GIVEN REQUEST
Locate the word "title" in the material, then show every line that holds it.
+===+
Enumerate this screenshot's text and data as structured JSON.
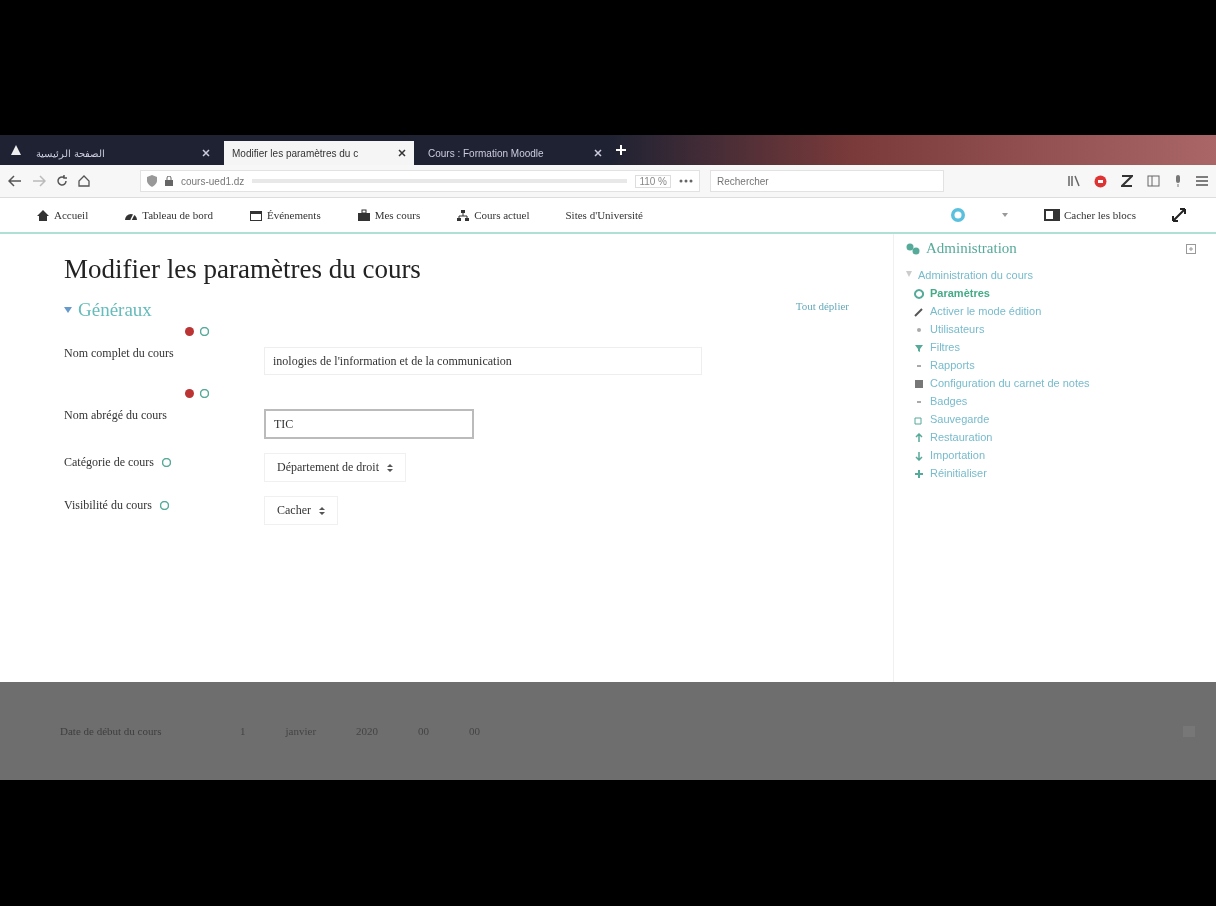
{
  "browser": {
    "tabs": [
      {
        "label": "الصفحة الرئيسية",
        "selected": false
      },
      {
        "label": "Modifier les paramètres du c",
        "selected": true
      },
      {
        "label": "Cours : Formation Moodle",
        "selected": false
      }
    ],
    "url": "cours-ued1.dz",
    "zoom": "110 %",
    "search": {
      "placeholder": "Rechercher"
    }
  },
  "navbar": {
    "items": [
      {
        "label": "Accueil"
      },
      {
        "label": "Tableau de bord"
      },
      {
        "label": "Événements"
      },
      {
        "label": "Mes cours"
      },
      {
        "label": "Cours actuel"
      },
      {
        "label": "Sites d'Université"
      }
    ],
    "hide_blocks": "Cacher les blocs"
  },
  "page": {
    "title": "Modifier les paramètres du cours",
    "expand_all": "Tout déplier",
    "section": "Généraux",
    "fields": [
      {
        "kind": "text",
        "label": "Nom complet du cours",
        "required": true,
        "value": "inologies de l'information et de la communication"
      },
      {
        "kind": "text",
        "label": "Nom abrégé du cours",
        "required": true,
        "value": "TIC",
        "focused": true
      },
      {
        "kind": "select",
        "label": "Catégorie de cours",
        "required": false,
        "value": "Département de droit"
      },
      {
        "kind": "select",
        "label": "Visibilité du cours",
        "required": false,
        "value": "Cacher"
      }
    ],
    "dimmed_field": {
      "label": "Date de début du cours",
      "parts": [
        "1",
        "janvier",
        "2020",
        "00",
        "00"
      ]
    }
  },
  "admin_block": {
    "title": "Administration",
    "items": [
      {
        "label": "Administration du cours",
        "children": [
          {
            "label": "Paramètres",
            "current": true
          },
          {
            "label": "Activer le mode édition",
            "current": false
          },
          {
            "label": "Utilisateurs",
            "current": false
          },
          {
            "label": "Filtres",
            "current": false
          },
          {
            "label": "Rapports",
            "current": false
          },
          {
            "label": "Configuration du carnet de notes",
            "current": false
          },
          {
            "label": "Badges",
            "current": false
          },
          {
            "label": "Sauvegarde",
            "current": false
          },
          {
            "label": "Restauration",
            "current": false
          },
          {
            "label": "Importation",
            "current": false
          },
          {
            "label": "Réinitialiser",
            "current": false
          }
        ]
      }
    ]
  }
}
+===+
REPLY TO THE TASK
    "title": "Modifier les paramètres du cours",
    "title": "Administration",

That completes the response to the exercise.